Dataset records
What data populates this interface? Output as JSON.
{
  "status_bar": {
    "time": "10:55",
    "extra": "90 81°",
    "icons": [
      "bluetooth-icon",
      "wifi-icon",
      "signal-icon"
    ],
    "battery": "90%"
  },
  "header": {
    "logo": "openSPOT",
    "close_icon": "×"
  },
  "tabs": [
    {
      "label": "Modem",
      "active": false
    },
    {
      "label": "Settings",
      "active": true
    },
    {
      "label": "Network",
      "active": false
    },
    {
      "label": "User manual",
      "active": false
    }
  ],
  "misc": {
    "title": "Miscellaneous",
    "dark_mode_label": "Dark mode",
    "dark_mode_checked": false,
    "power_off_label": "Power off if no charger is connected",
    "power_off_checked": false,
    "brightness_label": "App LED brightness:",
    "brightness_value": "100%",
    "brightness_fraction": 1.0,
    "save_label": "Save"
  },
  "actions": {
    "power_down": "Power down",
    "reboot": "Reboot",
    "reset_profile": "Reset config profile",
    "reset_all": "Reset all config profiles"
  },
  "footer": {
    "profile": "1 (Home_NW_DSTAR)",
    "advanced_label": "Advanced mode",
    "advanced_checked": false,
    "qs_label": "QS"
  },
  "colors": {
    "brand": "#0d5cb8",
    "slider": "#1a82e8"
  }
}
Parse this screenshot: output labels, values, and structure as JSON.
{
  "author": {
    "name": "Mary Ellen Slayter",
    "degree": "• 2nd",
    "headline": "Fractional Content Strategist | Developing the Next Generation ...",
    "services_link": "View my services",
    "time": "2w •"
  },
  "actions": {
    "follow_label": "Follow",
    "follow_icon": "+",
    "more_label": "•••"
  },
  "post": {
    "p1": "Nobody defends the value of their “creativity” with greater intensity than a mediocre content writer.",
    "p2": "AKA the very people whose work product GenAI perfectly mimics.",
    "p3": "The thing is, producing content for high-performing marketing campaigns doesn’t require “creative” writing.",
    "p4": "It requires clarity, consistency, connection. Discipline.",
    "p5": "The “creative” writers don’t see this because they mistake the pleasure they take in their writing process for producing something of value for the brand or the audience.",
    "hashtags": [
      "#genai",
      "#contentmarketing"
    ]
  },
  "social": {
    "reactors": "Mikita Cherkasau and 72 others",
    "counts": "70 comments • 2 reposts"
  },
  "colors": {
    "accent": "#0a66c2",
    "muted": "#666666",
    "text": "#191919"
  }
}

#### Written request:
Go through the entries and return each line where the word "their" appears.

#### Response to the task:
    "p1": "Nobody defends the value of their “creativity” with greater intensity than a mediocre content writer.",
    "p5": "The “creative” writers don’t see this because they mistake the pleasure they take in their writing process for producing something of value for the brand or the audience.",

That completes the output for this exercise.